Images embedded in the records are excluded; print everything else exactly as given.
━━━ Dataset records
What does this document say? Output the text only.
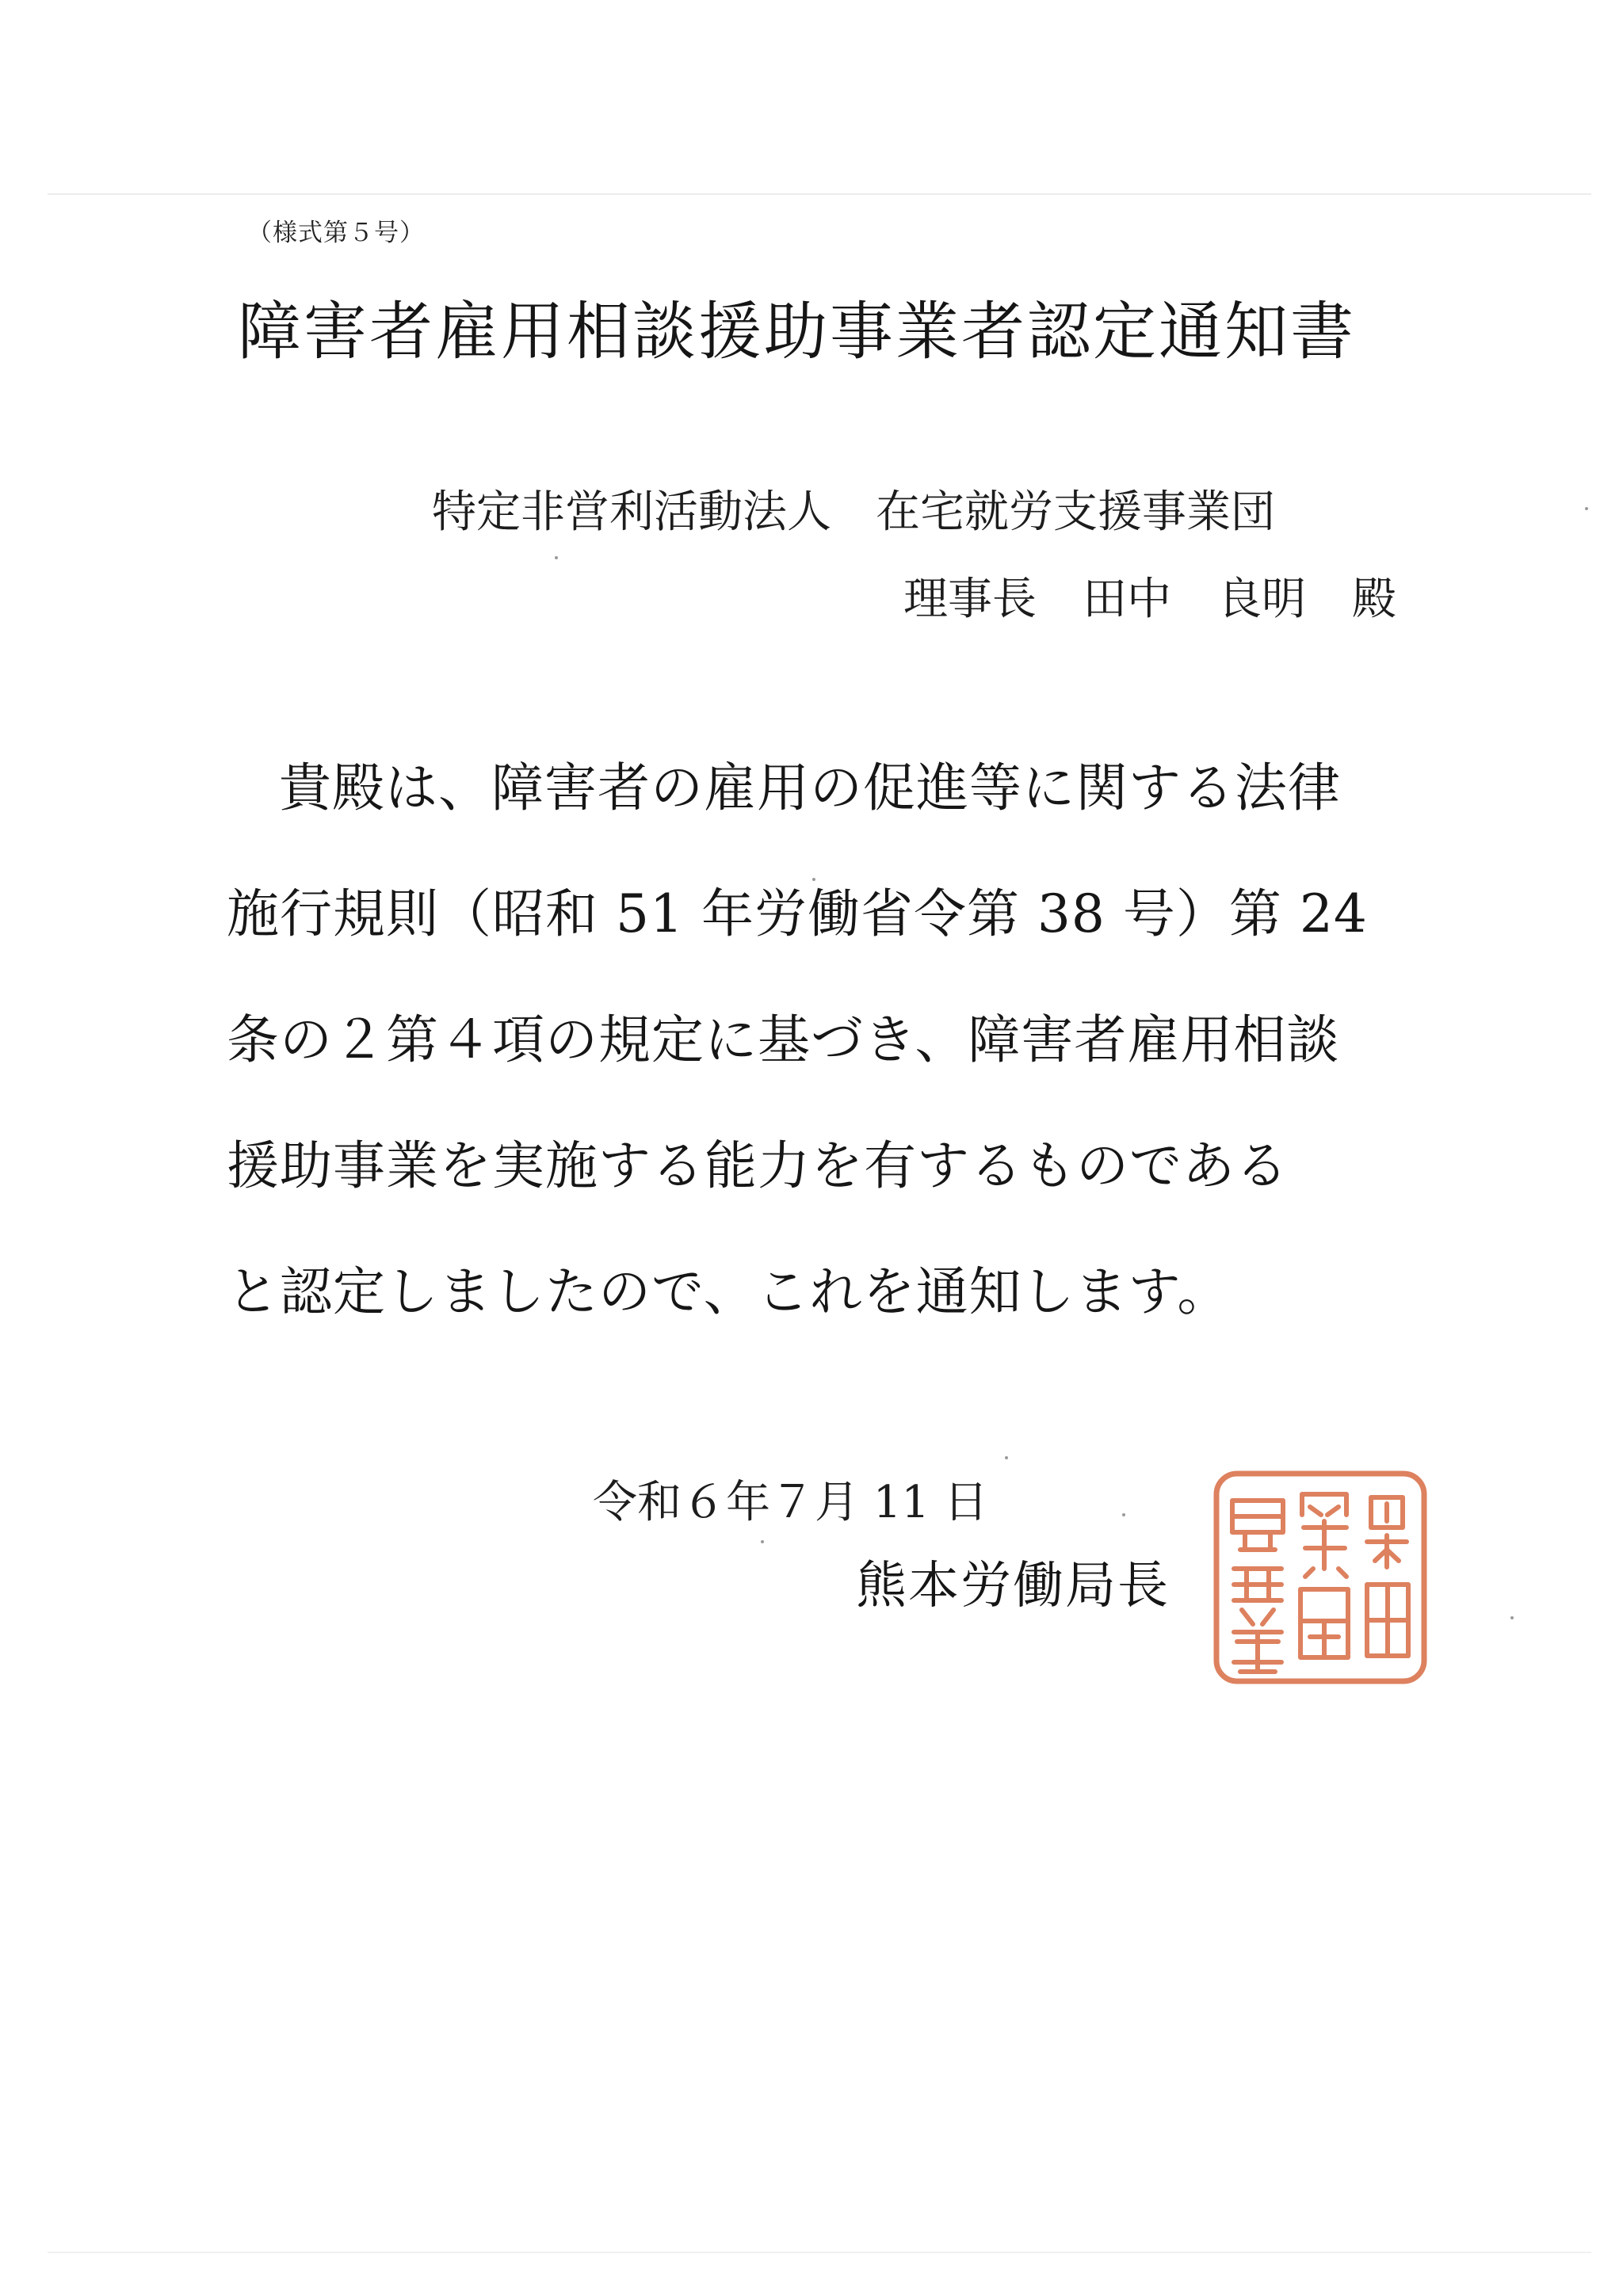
（様式第５号）
障害者雇用相談援助事業者認定通知書
特定非営利活動法人 在宅就労支援事業団
理事長 田中 良明 殿
貴殿は、障害者の雇用の促進等に関する法律
施行規則（昭和 51 年労働省令第 38 号）第 24
条の２第４項の規定に基づき、障害者雇用相談
援助事業を実施する能力を有するものである
と認定しましたので、これを通知します。
令和６年７月 11 日
熊本労働局長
━━━━━━
Written response:
What does this document say? Output the text only.
（様式第５号）
障害者雇用相談援助事業者認定通知書
特定非営利活動法人 在宅就労支援事業団
理事長 田中 良明 殿
貴殿は、障害者の雇用の促進等に関する法律
施行規則（昭和 51 年労働省令第 38 号）第 24
条の２第４項の規定に基づき、障害者雇用相談
援助事業を実施する能力を有するものである
と認定しましたので、これを通知します。
令和６年７月 11 日
熊本労働局長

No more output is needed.